Stored data
-- BEGIN --
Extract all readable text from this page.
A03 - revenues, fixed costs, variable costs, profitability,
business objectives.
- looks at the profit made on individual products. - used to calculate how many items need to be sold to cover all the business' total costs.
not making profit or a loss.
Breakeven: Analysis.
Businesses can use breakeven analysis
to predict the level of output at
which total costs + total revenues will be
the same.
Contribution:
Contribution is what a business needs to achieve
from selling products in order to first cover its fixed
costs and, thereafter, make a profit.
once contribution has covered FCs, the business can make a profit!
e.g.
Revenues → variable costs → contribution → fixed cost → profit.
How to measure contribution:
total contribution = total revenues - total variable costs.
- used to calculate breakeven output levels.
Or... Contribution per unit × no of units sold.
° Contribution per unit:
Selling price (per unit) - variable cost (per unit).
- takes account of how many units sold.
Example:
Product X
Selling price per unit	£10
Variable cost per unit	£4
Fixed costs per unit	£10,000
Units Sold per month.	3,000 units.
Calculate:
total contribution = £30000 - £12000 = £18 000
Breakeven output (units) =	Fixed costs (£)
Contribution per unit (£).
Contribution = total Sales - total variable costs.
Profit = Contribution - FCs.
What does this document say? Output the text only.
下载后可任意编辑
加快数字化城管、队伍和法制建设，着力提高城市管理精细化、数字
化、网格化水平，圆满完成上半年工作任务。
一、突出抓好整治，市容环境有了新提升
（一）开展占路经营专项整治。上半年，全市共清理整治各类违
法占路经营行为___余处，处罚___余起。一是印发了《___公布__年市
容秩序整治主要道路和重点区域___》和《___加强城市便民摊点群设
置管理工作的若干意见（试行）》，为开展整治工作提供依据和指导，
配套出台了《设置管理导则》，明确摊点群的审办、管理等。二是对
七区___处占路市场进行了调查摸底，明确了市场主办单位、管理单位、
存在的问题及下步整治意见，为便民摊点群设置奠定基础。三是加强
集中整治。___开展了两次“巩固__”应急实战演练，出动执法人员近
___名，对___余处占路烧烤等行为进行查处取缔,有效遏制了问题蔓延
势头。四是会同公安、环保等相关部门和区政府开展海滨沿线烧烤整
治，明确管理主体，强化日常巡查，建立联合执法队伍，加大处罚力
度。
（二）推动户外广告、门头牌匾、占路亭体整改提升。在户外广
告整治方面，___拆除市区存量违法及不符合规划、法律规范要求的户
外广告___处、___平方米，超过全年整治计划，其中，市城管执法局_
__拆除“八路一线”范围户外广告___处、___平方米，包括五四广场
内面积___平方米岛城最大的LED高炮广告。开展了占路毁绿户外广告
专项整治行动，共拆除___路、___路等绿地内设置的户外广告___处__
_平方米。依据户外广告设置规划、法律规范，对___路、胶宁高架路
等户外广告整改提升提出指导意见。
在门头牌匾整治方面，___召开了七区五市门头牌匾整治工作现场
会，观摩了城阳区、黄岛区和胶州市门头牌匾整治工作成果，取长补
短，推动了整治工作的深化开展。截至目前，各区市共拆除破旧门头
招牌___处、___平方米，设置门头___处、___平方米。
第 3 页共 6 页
-- END --
Go through the records and print each one exactly.

Extract all readable text from this page.
A03 - revenues, fixed costs, variable costs, profitability,
business objectives.
- looks at the profit made on individual products. - used to calculate how many items need to be sold to cover all the business' total costs.
not making profit or a loss.
Breakeven: Analysis.
Businesses can use breakeven analysis
to predict the level of output at
which total costs + total revenues will be
the same.
Contribution:
Contribution is what a business needs to achieve
from selling products in order to first cover its fixed
costs and, thereafter, make a profit.
once contribution has covered FCs, the business can make a profit!
e.g.
Revenues → variable costs → contribution → fixed cost → profit.
How to measure contribution:
total contribution = total revenues - total variable costs.
- used to calculate breakeven output levels.
Or... Contribution per unit × no of units sold.
° Contribution per unit:
Selling price (per unit) - variable cost (per unit).
- takes account of how many units sold.
Example:
Product X
Selling price per unit	£10
Variable cost per unit	£4
Fixed costs per unit	£10,000
Units Sold per month.	3,000 units.
Calculate:
total contribution = £30000 - £12000 = £18 000
Breakeven output (units) =	Fixed costs (£)
Contribution per unit (£).
Contribution = total Sales - total variable costs.
Profit = Contribution - FCs.
What does this document say? Output the text only.
下载后可任意编辑
加快数字化城管、队伍和法制建设，着力提高城市管理精细化、数字
化、网格化水平，圆满完成上半年工作任务。
一、突出抓好整治，市容环境有了新提升
（一）开展占路经营专项整治。上半年，全市共清理整治各类违
法占路经营行为___余处，处罚___余起。一是印发了《___公布__年市
容秩序整治主要道路和重点区域___》和《___加强城市便民摊点群设
置管理工作的若干意见（试行）》，为开展整治工作提供依据和指导，
配套出台了《设置管理导则》，明确摊点群的审办、管理等。二是对
七区___处占路市场进行了调查摸底，明确了市场主办单位、管理单位、
存在的问题及下步整治意见，为便民摊点群设置奠定基础。三是加强
集中整治。___开展了两次“巩固__”应急实战演练，出动执法人员近
___名，对___余处占路烧烤等行为进行查处取缔,有效遏制了问题蔓延
势头。四是会同公安、环保等相关部门和区政府开展海滨沿线烧烤整
治，明确管理主体，强化日常巡查，建立联合执法队伍，加大处罚力
度。
（二）推动户外广告、门头牌匾、占路亭体整改提升。在户外广
告整治方面，___拆除市区存量违法及不符合规划、法律规范要求的户
外广告___处、___平方米，超过全年整治计划，其中，市城管执法局_
__拆除“八路一线”范围户外广告___处、___平方米，包括五四广场
内面积___平方米岛城最大的LED高炮广告。开展了占路毁绿户外广告
专项整治行动，共拆除___路、___路等绿地内设置的户外广告___处__
_平方米。依据户外广告设置规划、法律规范，对___路、胶宁高架路
等户外广告整改提升提出指导意见。
在门头牌匾整治方面，___召开了七区五市门头牌匾整治工作现场
会，观摩了城阳区、黄岛区和胶州市门头牌匾整治工作成果，取长补
短，推动了整治工作的深化开展。截至目前，各区市共拆除破旧门头
招牌___处、___平方米，设置门头___处、___平方米。
第 3 页共 6 页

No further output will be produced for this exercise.